(Excerpt from a dataset)
═══

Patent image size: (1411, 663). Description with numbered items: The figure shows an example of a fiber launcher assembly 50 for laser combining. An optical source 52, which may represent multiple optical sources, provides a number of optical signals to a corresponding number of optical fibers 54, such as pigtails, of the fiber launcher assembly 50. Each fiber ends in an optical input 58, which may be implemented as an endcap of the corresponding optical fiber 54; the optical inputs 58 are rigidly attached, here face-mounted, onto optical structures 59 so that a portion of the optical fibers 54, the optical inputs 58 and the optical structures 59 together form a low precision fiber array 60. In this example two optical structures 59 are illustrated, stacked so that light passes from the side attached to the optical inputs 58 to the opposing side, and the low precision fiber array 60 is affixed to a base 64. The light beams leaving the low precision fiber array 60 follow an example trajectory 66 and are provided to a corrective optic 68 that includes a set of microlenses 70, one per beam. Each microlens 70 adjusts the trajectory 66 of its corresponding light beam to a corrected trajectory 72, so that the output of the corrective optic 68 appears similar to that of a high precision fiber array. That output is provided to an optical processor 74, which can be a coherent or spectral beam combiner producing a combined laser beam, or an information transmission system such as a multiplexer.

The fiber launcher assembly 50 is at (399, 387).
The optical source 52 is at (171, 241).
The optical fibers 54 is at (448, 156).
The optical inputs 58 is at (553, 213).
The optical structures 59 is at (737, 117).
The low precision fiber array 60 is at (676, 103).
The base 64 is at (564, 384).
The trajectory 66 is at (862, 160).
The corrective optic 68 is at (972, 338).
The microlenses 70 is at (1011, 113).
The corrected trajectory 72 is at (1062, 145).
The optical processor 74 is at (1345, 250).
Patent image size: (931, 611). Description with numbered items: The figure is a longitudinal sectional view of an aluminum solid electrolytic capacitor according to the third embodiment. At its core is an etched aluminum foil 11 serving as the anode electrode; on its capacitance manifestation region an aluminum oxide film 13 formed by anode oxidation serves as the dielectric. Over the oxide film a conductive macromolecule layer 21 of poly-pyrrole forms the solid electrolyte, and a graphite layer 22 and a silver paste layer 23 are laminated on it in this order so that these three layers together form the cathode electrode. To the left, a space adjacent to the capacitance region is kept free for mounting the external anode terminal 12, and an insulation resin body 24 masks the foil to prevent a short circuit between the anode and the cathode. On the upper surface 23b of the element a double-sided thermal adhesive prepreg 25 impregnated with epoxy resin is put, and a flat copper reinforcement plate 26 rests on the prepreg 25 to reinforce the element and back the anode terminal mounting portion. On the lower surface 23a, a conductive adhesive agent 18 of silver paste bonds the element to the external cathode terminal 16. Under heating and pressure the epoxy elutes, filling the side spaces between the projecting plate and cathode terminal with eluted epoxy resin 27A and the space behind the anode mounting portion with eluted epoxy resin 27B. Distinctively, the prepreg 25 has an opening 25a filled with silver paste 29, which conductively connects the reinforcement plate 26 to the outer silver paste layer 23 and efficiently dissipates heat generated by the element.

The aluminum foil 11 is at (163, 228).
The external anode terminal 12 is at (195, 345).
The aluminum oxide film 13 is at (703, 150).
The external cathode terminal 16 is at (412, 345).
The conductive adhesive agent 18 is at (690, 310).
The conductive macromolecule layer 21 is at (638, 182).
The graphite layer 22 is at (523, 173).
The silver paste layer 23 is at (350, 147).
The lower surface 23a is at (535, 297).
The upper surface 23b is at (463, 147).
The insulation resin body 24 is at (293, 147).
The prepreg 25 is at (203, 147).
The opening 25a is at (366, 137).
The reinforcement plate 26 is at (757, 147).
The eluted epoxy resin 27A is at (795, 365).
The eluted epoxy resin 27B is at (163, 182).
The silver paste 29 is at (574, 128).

═══

Print every item above verbatim, leaving each line unaltered.

Patent image size: (1411, 663). Description with numbered items: The figure shows an example of a fiber launcher assembly 50 for laser combining. An optical source 52, which may represent multiple optical sources, provides a number of optical signals to a corresponding number of optical fibers 54, such as pigtails, of the fiber launcher assembly 50. Each fiber ends in an optical input 58, which may be implemented as an endcap of the corresponding optical fiber 54; the optical inputs 58 are rigidly attached, here face-mounted, onto optical structures 59 so that a portion of the optical fibers 54, the optical inputs 58 and the optical structures 59 together form a low precision fiber array 60. In this example two optical structures 59 are illustrated, stacked so that light passes from the side attached to the optical inputs 58 to the opposing side, and the low precision fiber array 60 is affixed to a base 64. The light beams leaving the low precision fiber array 60 follow an example trajectory 66 and are provided to a corrective optic 68 that includes a set of microlenses 70, one per beam. Each microlens 70 adjusts the trajectory 66 of its corresponding light beam to a corrected trajectory 72, so that the output of the corrective optic 68 appears similar to that of a high precision fiber array. That output is provided to an optical processor 74, which can be a coherent or spectral beam combiner producing a combined laser beam, or an information transmission system such as a multiplexer.

The fiber launcher assembly 50 is at (399, 387).
The optical source 52 is at (171, 241).
The optical fibers 54 is at (448, 156).
The optical inputs 58 is at (553, 213).
The optical structures 59 is at (737, 117).
The low precision fiber array 60 is at (676, 103).
The base 64 is at (564, 384).
The trajectory 66 is at (862, 160).
The corrective optic 68 is at (972, 338).
The microlenses 70 is at (1011, 113).
The corrected trajectory 72 is at (1062, 145).
The optical processor 74 is at (1345, 250).
Patent image size: (931, 611). Description with numbered items: The figure is a longitudinal sectional view of an aluminum solid electrolytic capacitor according to the third embodiment. At its core is an etched aluminum foil 11 serving as the anode electrode; on its capacitance manifestation region an aluminum oxide film 13 formed by anode oxidation serves as the dielectric. Over the oxide film a conductive macromolecule layer 21 of poly-pyrrole forms the solid electrolyte, and a graphite layer 22 and a silver paste layer 23 are laminated on it in this order so that these three layers together form the cathode electrode. To the left, a space adjacent to the capacitance region is kept free for mounting the external anode terminal 12, and an insulation resin body 24 masks the foil to prevent a short circuit between the anode and the cathode. On the upper surface 23b of the element a double-sided thermal adhesive prepreg 25 impregnated with epoxy resin is put, and a flat copper reinforcement plate 26 rests on the prepreg 25 to reinforce the element and back the anode terminal mounting portion. On the lower surface 23a, a conductive adhesive agent 18 of silver paste bonds the element to the external cathode terminal 16. Under heating and pressure the epoxy elutes, filling the side spaces between the projecting plate and cathode terminal with eluted epoxy resin 27A and the space behind the anode mounting portion with eluted epoxy resin 27B. Distinctively, the prepreg 25 has an opening 25a filled with silver paste 29, which conductively connects the reinforcement plate 26 to the outer silver paste layer 23 and efficiently dissipates heat generated by the element.

The aluminum foil 11 is at (163, 228).
The external anode terminal 12 is at (195, 345).
The aluminum oxide film 13 is at (703, 150).
The external cathode terminal 16 is at (412, 345).
The conductive adhesive agent 18 is at (690, 310).
The conductive macromolecule layer 21 is at (638, 182).
The graphite layer 22 is at (523, 173).
The silver paste layer 23 is at (350, 147).
The lower surface 23a is at (535, 297).
The upper surface 23b is at (463, 147).
The insulation resin body 24 is at (293, 147).
The prepreg 25 is at (203, 147).
The opening 25a is at (366, 137).
The reinforcement plate 26 is at (757, 147).
The eluted epoxy resin 27A is at (795, 365).
The eluted epoxy resin 27B is at (163, 182).
The silver paste 29 is at (574, 128).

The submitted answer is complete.